**Task to complete**
Pull out from the material below all lines with "chip".

**Entries supplied**
__________

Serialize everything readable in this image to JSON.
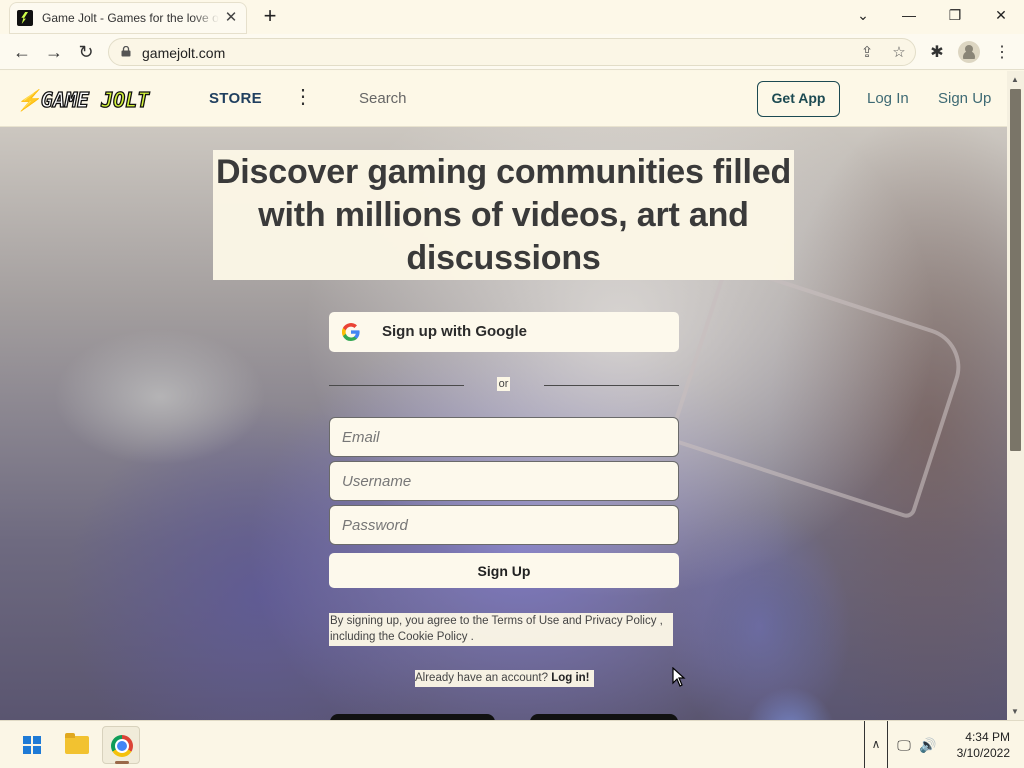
{
  "browser": {
    "tab_title": "Game Jolt - Games for the love of",
    "url": "gamejolt.com"
  },
  "header": {
    "logo_game": "GAME",
    "logo_jolt": "JOLT",
    "store": "STORE",
    "search_placeholder": "Search",
    "get_app": "Get App",
    "log_in": "Log In",
    "sign_up": "Sign Up"
  },
  "hero": {
    "headline": "Discover gaming communities filled with millions of videos, art and discussions",
    "google_button": "Sign up with Google",
    "or": "or",
    "email_placeholder": "Email",
    "username_placeholder": "Username",
    "password_placeholder": "Password",
    "signup_button": "Sign Up",
    "terms_prefix": "By signing up, you agree to the ",
    "terms_link": "Terms of Use",
    "terms_and": " and ",
    "privacy_link": "Privacy Policy",
    "terms_mid": " , including the ",
    "cookie_link": "Cookie Policy",
    "terms_end": " .",
    "already_text": "Already have an account? ",
    "login_link": "Log in!"
  },
  "taskbar": {
    "time": "4:34 PM",
    "date": "3/10/2022"
  }
}
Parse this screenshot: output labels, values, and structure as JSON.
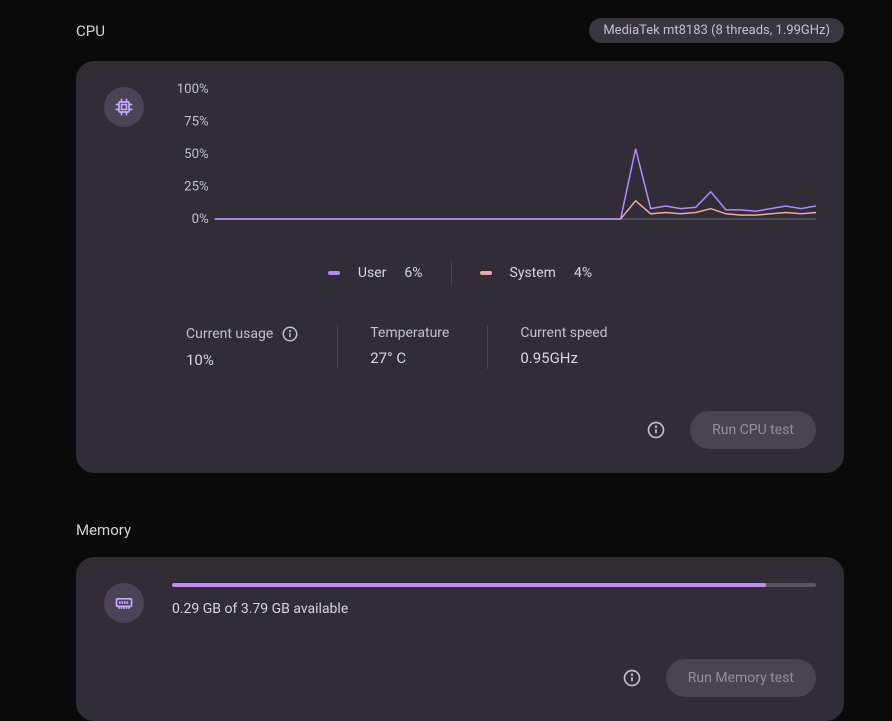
{
  "cpu": {
    "title": "CPU",
    "chip": "MediaTek mt8183 (8 threads, 1.99GHz)",
    "icon": "cpu-chip-icon",
    "legend": {
      "user_label": "User",
      "user_value": "6%",
      "system_label": "System",
      "system_value": "4%"
    },
    "stats": {
      "usage_label": "Current usage",
      "usage_value": "10%",
      "temp_label": "Temperature",
      "temp_value": "27° C",
      "speed_label": "Current speed",
      "speed_value": "0.95GHz"
    },
    "button": "Run CPU test"
  },
  "memory": {
    "title": "Memory",
    "icon": "memory-icon",
    "progress_text": "0.29 GB of 3.79 GB available",
    "progress_percent": 92.3,
    "button": "Run Memory test"
  },
  "colors": {
    "user": "#b18aff",
    "system": "#efa5a5",
    "accent": "#c58af9"
  },
  "chart_data": {
    "type": "line",
    "ylabel": "",
    "xlabel": "",
    "ylim": [
      0,
      100
    ],
    "y_ticks": [
      "100%",
      "75%",
      "50%",
      "25%",
      "0%"
    ],
    "x": [
      0,
      1,
      2,
      3,
      4,
      5,
      6,
      7,
      8,
      9,
      10,
      11,
      12,
      13,
      14,
      15,
      16,
      17,
      18,
      19,
      20,
      21,
      22,
      23,
      24,
      25,
      26,
      27,
      28,
      29,
      30,
      31,
      32,
      33,
      34,
      35,
      36,
      37,
      38,
      39,
      40
    ],
    "series": [
      {
        "name": "User",
        "values": [
          0,
          0,
          0,
          0,
          0,
          0,
          0,
          0,
          0,
          0,
          0,
          0,
          0,
          0,
          0,
          0,
          0,
          0,
          0,
          0,
          0,
          0,
          0,
          0,
          0,
          0,
          0,
          0,
          54,
          8,
          10,
          8,
          9,
          21,
          7,
          7,
          6,
          8,
          10,
          8,
          10
        ]
      },
      {
        "name": "System",
        "values": [
          0,
          0,
          0,
          0,
          0,
          0,
          0,
          0,
          0,
          0,
          0,
          0,
          0,
          0,
          0,
          0,
          0,
          0,
          0,
          0,
          0,
          0,
          0,
          0,
          0,
          0,
          0,
          0,
          14,
          4,
          5,
          4,
          5,
          8,
          4,
          3,
          3,
          4,
          5,
          4,
          5
        ]
      }
    ]
  }
}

__________

**Result for this exercise**
    "chip": "MediaTek mt8183 (8 threads, 1.99GHz)",
    "icon": "cpu-chip-icon",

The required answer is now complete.